##### DOCUMENT #####
Once a traveller, always a traveller

8th Dec 2016

December 2016. 7 spirited women. One journey. 7 stories woven together to create one common chapter. Destination Daringbadi.

Flashback. June 2016. It was a time when I was experiencing or should I say, learning to cope with the circumstances of staying alone. I will talk about my experiences about that phase some other time. So here I was, summer of '16, at Kolkata, randomly searching around, when I chanced upon this Facebook travellers' group. What was special about this group? It was exclusively for women. I found it pretty interesting. I never really gave it a thought as to where this would lead me to, but after joining a couple of meetings, I realised here was my chance to follow what I have never had the chance to do earlier - to travel and see new places, take my camera around and showcase moments. Not to mention the camaraderie that we shared within the group put me in a zone comfortable enough to move out (literally!) of my current comfort zone.

So, in December, we took that much needed off from work (many of us hold regular jobs) and 7 of us set out to Daringbadi - a hill station is Odisha. This was our first overnight trip.
##### MATERIAL PROVIDED #####
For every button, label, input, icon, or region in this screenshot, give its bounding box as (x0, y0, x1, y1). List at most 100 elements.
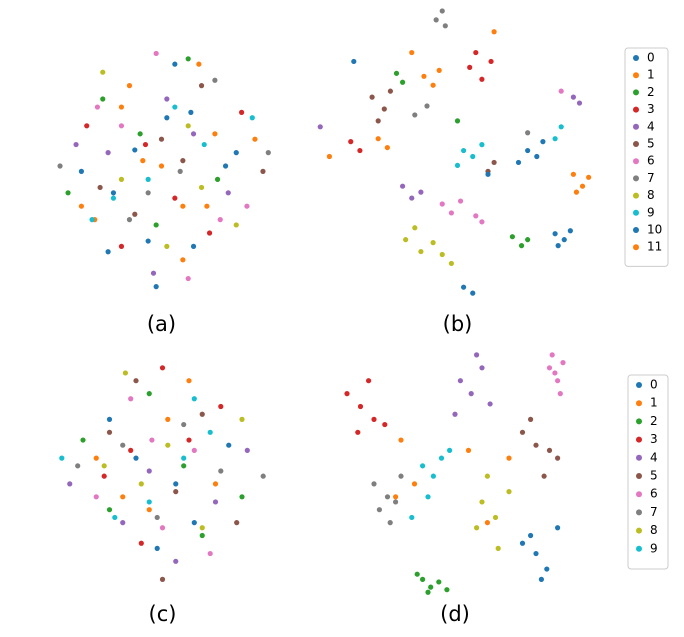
point (467, 64, 473, 70)
point (146, 499, 152, 505)
point (412, 225, 418, 231)
legend-marker (636, 545, 642, 552)
point (351, 58, 357, 65)
point (479, 499, 485, 505)
point (199, 532, 205, 539)
legend-marker (636, 527, 642, 534)
point (212, 77, 218, 83)
point (576, 100, 583, 106)
point (420, 463, 426, 469)
legend-label: 3 (647, 102, 655, 116)
point (154, 545, 160, 552)
point (470, 290, 476, 296)
legend-label: 2 (650, 414, 658, 428)
point (120, 494, 126, 500)
point (214, 176, 221, 182)
point (558, 88, 564, 94)
point (252, 136, 258, 142)
point (185, 123, 191, 129)
point (371, 481, 377, 487)
point (57, 163, 63, 169)
point (260, 473, 266, 479)
point (97, 184, 103, 191)
point (474, 352, 480, 358)
point (93, 455, 99, 461)
point (473, 49, 479, 56)
point (233, 222, 239, 228)
point (181, 455, 187, 461)
point (384, 144, 390, 151)
point (138, 481, 144, 487)
point (555, 525, 561, 531)
point (488, 58, 494, 65)
point (158, 136, 165, 142)
point (393, 499, 399, 505)
point (132, 211, 138, 217)
panel-label: (b) (443, 312, 473, 336)
point (138, 540, 144, 546)
point (366, 378, 372, 384)
point (457, 378, 463, 384)
legend-box (627, 374, 669, 570)
point (393, 70, 400, 76)
point (145, 238, 151, 244)
point (226, 442, 232, 448)
point (158, 163, 165, 169)
point (409, 49, 415, 56)
point (398, 437, 404, 443)
point (515, 159, 522, 166)
point (519, 429, 526, 435)
point (430, 82, 436, 88)
point (375, 136, 381, 142)
point (509, 234, 515, 240)
point (222, 163, 229, 169)
point (153, 284, 159, 290)
point (204, 203, 210, 209)
point (78, 168, 84, 174)
point (436, 579, 442, 585)
point (492, 514, 499, 521)
legend-marker (636, 400, 642, 407)
point (181, 463, 187, 469)
point (153, 50, 159, 57)
point (573, 189, 580, 195)
point (234, 520, 240, 526)
legend-label: 8 (647, 188, 655, 202)
point (461, 284, 467, 290)
legend-marker (633, 141, 639, 147)
point (382, 421, 388, 428)
point (398, 473, 404, 479)
point (447, 447, 453, 453)
legend-marker (636, 454, 642, 461)
point (140, 158, 146, 164)
point (461, 147, 467, 154)
point (357, 403, 364, 410)
point (105, 150, 111, 156)
point (433, 17, 439, 23)
point (484, 473, 490, 479)
point (528, 416, 534, 422)
point (430, 473, 436, 479)
point (519, 540, 526, 546)
point (118, 243, 125, 249)
legend-label: 7 (647, 171, 655, 185)
panel-label: (c) (149, 602, 177, 626)
point (207, 550, 213, 557)
point (218, 403, 224, 410)
point (180, 158, 186, 164)
point (555, 455, 561, 461)
legend-label: 0 (647, 51, 655, 65)
point (409, 195, 415, 201)
point (412, 112, 418, 118)
point (457, 198, 464, 204)
point (150, 270, 157, 276)
point (555, 243, 561, 249)
point (159, 576, 166, 582)
point (206, 230, 213, 236)
point (424, 103, 430, 109)
point (106, 416, 113, 422)
point (120, 442, 126, 448)
point (538, 576, 545, 582)
point (172, 61, 178, 67)
point (409, 514, 415, 521)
#####
◆ **COMPLETE THE FOLLOWING**:
1. In the travel post, what made the Facebook travellers' group special?
2. In the entries, echo the part that opens with the line containing "point (467, 64, 473, 70)" and closes with the line containing "point (93, 455, 99, 461)".

◆ **ANSWERS FOR THE EXERCISE**:
1. It was exclusively for women.

2.
point (467, 64, 473, 70)
point (146, 499, 152, 505)
point (412, 225, 418, 231)
legend-marker (636, 545, 642, 552)
point (351, 58, 357, 65)
point (479, 499, 485, 505)
point (199, 532, 205, 539)
legend-marker (636, 527, 642, 534)
point (212, 77, 218, 83)
point (576, 100, 583, 106)
point (420, 463, 426, 469)
legend-label: 3 (647, 102, 655, 116)
point (154, 545, 160, 552)
point (470, 290, 476, 296)
legend-label: 2 (650, 414, 658, 428)
point (120, 494, 126, 500)
point (214, 176, 221, 182)
point (558, 88, 564, 94)
point (252, 136, 258, 142)
point (185, 123, 191, 129)
point (371, 481, 377, 487)
point (57, 163, 63, 169)
point (260, 473, 266, 479)
point (97, 184, 103, 191)
point (474, 352, 480, 358)
point (93, 455, 99, 461)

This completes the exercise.